(Records from a data collection)
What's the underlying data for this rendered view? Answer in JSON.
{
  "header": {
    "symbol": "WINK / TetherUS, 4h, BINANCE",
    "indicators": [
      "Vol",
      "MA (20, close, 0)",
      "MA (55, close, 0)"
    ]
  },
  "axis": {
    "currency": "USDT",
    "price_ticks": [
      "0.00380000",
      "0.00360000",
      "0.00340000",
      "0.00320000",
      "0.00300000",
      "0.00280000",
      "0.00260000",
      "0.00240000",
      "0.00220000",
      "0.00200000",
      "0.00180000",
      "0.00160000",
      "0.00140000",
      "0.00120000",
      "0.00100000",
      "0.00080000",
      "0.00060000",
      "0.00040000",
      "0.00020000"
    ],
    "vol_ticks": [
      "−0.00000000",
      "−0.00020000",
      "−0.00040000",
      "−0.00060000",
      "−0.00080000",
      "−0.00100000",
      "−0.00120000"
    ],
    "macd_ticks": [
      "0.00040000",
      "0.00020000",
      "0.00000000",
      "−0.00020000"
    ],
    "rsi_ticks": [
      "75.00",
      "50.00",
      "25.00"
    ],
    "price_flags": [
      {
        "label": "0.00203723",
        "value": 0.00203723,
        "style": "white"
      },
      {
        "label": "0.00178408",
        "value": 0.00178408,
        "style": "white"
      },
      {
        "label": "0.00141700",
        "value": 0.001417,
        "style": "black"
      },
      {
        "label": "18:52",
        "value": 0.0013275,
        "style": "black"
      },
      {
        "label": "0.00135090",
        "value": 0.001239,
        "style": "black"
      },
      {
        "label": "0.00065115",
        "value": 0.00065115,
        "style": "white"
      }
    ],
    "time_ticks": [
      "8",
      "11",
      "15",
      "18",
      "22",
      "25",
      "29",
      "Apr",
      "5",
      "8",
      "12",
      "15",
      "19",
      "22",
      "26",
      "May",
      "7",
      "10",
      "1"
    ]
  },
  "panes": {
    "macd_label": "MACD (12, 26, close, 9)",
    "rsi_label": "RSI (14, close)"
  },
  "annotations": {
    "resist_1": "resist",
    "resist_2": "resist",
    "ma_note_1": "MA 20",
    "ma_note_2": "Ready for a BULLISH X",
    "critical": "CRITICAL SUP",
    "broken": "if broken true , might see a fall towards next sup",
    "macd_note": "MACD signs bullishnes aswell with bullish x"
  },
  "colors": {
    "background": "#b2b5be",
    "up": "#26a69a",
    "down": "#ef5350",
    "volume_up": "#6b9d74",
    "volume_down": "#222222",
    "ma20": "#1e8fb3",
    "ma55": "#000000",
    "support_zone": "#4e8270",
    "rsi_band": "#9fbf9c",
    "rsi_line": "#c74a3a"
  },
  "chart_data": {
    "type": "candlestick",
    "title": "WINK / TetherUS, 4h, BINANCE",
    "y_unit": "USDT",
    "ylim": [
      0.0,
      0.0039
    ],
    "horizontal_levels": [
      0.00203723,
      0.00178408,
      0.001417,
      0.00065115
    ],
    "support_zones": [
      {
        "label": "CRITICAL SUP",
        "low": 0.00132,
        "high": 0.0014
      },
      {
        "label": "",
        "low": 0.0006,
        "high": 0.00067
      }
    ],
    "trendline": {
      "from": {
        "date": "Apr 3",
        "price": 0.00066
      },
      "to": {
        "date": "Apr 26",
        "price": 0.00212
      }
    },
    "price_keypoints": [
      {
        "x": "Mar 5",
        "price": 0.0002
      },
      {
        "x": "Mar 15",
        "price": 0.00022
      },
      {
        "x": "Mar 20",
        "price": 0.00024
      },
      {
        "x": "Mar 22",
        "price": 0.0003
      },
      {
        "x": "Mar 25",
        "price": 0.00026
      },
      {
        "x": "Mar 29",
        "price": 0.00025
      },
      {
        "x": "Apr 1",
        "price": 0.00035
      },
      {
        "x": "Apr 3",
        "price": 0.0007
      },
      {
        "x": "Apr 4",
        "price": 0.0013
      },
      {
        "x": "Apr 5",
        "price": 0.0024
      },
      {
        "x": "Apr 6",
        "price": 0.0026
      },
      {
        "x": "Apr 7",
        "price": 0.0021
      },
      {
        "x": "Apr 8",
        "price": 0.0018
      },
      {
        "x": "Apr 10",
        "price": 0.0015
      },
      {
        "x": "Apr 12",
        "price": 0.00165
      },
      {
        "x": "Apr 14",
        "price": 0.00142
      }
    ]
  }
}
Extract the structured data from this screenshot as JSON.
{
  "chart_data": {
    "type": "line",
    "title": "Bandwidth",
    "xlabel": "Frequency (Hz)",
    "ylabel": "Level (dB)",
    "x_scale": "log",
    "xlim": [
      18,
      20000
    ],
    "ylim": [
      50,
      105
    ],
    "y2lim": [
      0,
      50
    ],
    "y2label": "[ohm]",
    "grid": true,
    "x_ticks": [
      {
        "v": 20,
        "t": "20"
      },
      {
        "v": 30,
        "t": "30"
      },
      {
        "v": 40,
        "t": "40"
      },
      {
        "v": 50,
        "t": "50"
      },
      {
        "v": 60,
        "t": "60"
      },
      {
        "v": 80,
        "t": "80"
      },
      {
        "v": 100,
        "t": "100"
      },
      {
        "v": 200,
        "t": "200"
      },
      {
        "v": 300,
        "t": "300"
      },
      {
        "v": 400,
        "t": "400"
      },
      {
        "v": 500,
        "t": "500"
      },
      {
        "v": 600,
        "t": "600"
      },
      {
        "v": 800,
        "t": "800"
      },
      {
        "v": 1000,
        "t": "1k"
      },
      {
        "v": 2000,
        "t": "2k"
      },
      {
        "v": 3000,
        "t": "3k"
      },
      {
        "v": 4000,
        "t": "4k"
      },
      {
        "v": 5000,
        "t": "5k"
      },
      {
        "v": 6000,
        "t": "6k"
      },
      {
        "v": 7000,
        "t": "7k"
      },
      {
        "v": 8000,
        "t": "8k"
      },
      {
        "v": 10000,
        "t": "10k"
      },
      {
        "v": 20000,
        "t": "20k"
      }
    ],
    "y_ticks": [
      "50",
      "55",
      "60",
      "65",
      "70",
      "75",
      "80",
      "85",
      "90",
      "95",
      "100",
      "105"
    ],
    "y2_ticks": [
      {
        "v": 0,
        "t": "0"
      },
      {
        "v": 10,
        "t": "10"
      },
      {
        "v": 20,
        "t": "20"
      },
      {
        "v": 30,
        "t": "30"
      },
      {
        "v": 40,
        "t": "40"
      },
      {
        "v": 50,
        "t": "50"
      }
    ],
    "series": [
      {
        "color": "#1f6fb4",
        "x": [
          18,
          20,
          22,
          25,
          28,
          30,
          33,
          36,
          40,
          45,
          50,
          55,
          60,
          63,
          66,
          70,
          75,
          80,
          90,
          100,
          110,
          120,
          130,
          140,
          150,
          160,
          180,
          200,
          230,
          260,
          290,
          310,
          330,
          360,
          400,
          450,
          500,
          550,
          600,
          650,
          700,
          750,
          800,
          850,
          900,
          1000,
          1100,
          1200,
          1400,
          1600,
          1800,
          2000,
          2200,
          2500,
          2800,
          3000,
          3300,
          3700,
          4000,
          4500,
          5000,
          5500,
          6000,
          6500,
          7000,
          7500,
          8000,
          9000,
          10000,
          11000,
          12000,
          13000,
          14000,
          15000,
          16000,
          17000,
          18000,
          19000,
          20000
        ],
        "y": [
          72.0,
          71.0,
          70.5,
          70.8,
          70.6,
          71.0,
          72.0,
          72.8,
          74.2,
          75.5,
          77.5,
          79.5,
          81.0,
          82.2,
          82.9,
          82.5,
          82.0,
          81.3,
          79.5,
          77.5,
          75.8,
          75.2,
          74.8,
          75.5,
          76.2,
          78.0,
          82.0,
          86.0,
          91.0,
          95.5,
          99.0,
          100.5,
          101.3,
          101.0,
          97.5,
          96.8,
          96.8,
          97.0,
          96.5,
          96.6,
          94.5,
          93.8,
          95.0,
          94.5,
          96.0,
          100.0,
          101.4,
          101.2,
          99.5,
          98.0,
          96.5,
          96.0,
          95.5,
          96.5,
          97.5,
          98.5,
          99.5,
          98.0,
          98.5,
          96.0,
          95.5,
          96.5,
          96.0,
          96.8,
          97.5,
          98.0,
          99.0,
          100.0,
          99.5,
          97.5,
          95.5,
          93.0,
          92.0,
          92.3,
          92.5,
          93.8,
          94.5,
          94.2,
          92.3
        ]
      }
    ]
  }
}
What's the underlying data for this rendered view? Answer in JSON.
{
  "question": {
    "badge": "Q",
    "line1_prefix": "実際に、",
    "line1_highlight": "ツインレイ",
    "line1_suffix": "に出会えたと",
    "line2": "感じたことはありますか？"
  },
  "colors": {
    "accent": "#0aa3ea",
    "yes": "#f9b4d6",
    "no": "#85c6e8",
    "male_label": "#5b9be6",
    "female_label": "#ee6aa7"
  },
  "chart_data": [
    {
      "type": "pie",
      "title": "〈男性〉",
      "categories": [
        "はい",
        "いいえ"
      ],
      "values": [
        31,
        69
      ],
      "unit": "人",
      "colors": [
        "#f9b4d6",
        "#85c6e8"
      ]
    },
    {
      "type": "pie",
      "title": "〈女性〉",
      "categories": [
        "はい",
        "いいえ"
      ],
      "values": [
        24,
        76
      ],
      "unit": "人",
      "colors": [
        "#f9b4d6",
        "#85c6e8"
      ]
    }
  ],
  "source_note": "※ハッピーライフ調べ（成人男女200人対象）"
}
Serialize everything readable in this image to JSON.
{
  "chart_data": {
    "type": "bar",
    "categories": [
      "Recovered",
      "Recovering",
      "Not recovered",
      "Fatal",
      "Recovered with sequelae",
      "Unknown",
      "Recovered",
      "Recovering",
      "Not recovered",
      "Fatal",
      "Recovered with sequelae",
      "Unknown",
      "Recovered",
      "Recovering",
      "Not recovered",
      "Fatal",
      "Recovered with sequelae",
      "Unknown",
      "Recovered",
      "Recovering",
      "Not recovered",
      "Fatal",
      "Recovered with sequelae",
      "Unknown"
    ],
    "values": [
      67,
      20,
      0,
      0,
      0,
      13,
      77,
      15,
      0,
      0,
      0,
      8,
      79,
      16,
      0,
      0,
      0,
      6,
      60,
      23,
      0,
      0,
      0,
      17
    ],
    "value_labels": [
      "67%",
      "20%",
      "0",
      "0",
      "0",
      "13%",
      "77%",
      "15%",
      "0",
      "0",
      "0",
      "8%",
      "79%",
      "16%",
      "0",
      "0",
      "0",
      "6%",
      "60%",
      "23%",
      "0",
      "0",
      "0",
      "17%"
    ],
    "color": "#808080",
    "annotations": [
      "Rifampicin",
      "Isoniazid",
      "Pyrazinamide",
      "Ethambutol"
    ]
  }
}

### WHAT THIS TASK INVOLVES:
Begin at the line containing "Serialize everything readable" and reproduce each line through the end of the records above.

### EXERCISE OUTPUT:
Serialize everything readable in this image to JSON.
{
  "chart_data": {
    "type": "bar",
    "categories": [
      "Recovered",
      "Recovering",
      "Not recovered",
      "Fatal",
      "Recovered with sequelae",
      "Unknown",
      "Recovered",
      "Recovering",
      "Not recovered",
      "Fatal",
      "Recovered with sequelae",
      "Unknown",
      "Recovered",
      "Recovering",
      "Not recovered",
      "Fatal",
      "Recovered with sequelae",
      "Unknown",
      "Recovered",
      "Recovering",
      "Not recovered",
      "Fatal",
      "Recovered with sequelae",
      "Unknown"
    ],
    "values": [
      67,
      20,
      0,
      0,
      0,
      13,
      77,
      15,
      0,
      0,
      0,
      8,
      79,
      16,
      0,
      0,
      0,
      6,
      60,
      23,
      0,
      0,
      0,
      17
    ],
    "value_labels": [
      "67%",
      "20%",
      "0",
      "0",
      "0",
      "13%",
      "77%",
      "15%",
      "0",
      "0",
      "0",
      "8%",
      "79%",
      "16%",
      "0",
      "0",
      "0",
      "6%",
      "60%",
      "23%",
      "0",
      "0",
      "0",
      "17%"
    ],
    "color": "#808080",
    "annotations": [
      "Rifampicin",
      "Isoniazid",
      "Pyrazinamide",
      "Ethambutol"
    ]
  }
}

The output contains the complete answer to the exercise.